Quote the listing in full, exactly as given, minus any pictures.
[Start]
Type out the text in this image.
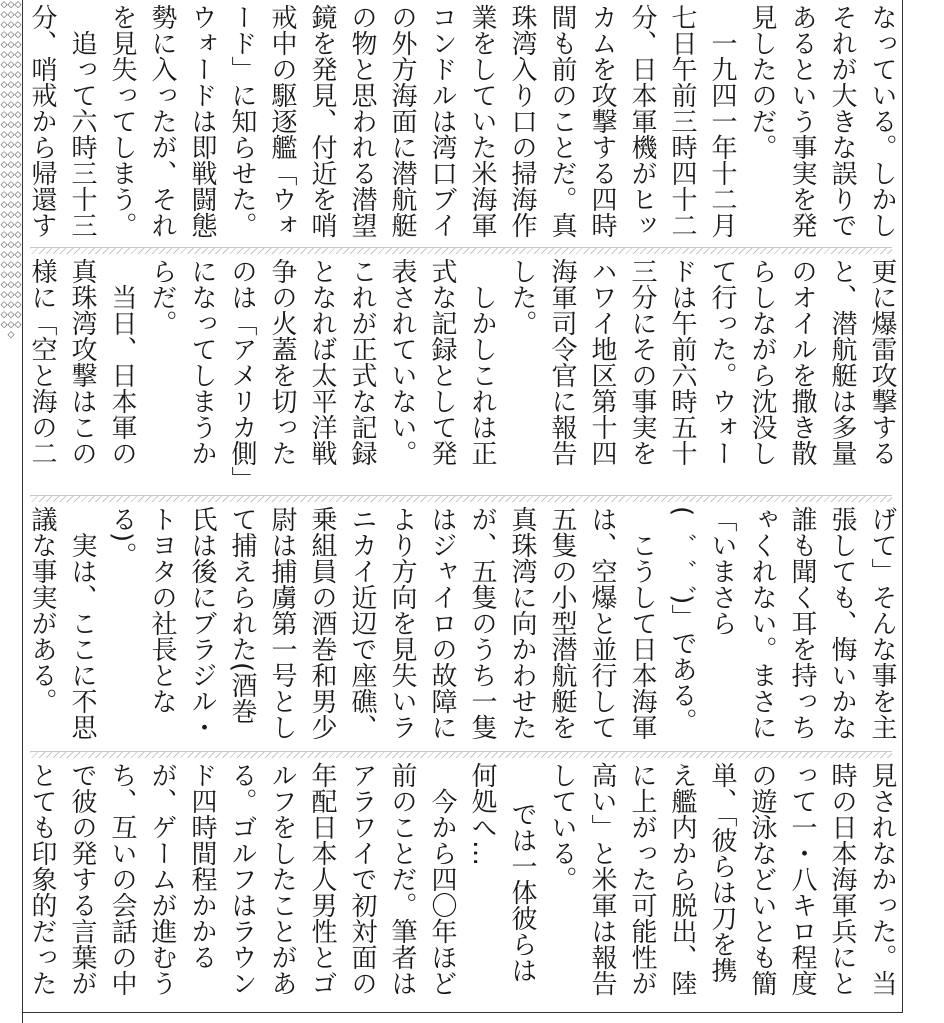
◇◇◇◇◇◇◇◇◇◇◇◇◇◇◇◇◇◇◇◇◇◇◇◇◇◇◇◇◇◇◇◇◇◇◇◇◇◇◇◇◇◇◇◇◇◇◇◇◇◇◇◇◇◇◇◇◇◇◇◇◇◇◇◇◇◇◇◇◇◇◇◇◇◇◇◇◇◇◇◇◇◇◇◇◇◇◇◇◇◇◇◇◇◇◇◇◇◇◇◇

なっている。しかしそれが大きな誤りであるという事実を発見したのだ。

一九四一年十二月七日午前三時四十二分、日本軍機がヒッカムを攻撃する四時間も前のことだ。真珠湾入り口の掃海作業をしていた米海軍コンドルは湾口ブイの外方海面に潜航艇の物と思われる潜望鏡を発見、付近を哨戒中の駆逐艦「ウォード」に知らせた。ウォードは即戦闘態勢に入ったが、それを見失ってしまう。

追って六時三十三分、哨戒から帰還す

更に爆雷攻撃すると、潜航艇は多量のオイルを撒き散らしながら沈没して行った。ウォードは午前六時五十三分にその事実をハワイ地区第十四海軍司令官に報告した。

しかしこれは正式な記録として発表されていない。これが正式な記録となれば太平洋戦争の火蓋を切ったのは「アメリカ側」になってしまうからだ。

当日、日本軍の真珠湾攻撃はこの様に「空と海の二

げて」そんな事を主張しても、悔いかな誰も聞く耳を持っちゃくれない。まさに「いまさら(゛゛゛)」である。

こうして日本海軍は、空爆と並行して五隻の小型潜航艇を真珠湾に向かわせたが、五隻のうち一隻はジャイロの故障により方向を見失いラニカイ近辺で座礁、乗組員の酒巻和男少尉は捕虜第一号として捕えられた(酒巻氏は後にブラジル・トヨタの社長となる)。

実は、ここに不思議な事実がある。

見されなかった。当時の日本海軍兵にとって一・八キロ程度の遊泳などいとも簡単、「彼らは刀を携え艦内から脱出、陸に上がった可能性が高い」と米軍は報告している。

では一体彼らは何処へ…

今から四〇年ほど前のことだ。筆者はアラワイで初対面の年配日本人男性とゴルフをしたことがある。ゴルフはラウンド四時間程かかるが、ゲームが進むうち、互いの会話の中で彼の発する言葉がとても印象的だった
[End]
Task result —
Type out the text in this image.
◇◇◇◇◇◇◇◇◇◇◇◇◇◇◇◇◇◇◇◇◇◇◇◇◇◇◇◇◇◇◇◇◇◇◇◇◇◇◇◇◇◇◇◇◇◇◇◇◇◇◇◇◇◇◇◇◇◇◇◇◇◇◇◇◇◇◇◇◇◇◇◇◇◇◇◇◇◇◇◇◇◇◇◇◇◇◇◇◇◇◇◇◇◇◇◇◇◇◇◇

なっている。しかしそれが大きな誤りであるという事実を発見したのだ。

一九四一年十二月七日午前三時四十二分、日本軍機がヒッカムを攻撃する四時間も前のことだ。真珠湾入り口の掃海作業をしていた米海軍コンドルは湾口ブイの外方海面に潜航艇の物と思われる潜望鏡を発見、付近を哨戒中の駆逐艦「ウォード」に知らせた。ウォードは即戦闘態勢に入ったが、それを見失ってしまう。

追って六時三十三分、哨戒から帰還す

更に爆雷攻撃すると、潜航艇は多量のオイルを撒き散らしながら沈没して行った。ウォードは午前六時五十三分にその事実をハワイ地区第十四海軍司令官に報告した。

しかしこれは正式な記録として発表されていない。これが正式な記録となれば太平洋戦争の火蓋を切ったのは「アメリカ側」になってしまうからだ。

当日、日本軍の真珠湾攻撃はこの様に「空と海の二

げて」そんな事を主張しても、悔いかな誰も聞く耳を持っちゃくれない。まさに「いまさら(゛゛゛)」である。

こうして日本海軍は、空爆と並行して五隻の小型潜航艇を真珠湾に向かわせたが、五隻のうち一隻はジャイロの故障により方向を見失いラニカイ近辺で座礁、乗組員の酒巻和男少尉は捕虜第一号として捕えられた(酒巻氏は後にブラジル・トヨタの社長となる)。

実は、ここに不思議な事実がある。

見されなかった。当時の日本海軍兵にとって一・八キロ程度の遊泳などいとも簡単、「彼らは刀を携え艦内から脱出、陸に上がった可能性が高い」と米軍は報告している。

では一体彼らは何処へ…

今から四〇年ほど前のことだ。筆者はアラワイで初対面の年配日本人男性とゴルフをしたことがある。ゴルフはラウンド四時間程かかるが、ゲームが進むうち、互いの会話の中で彼の発する言葉がとても印象的だった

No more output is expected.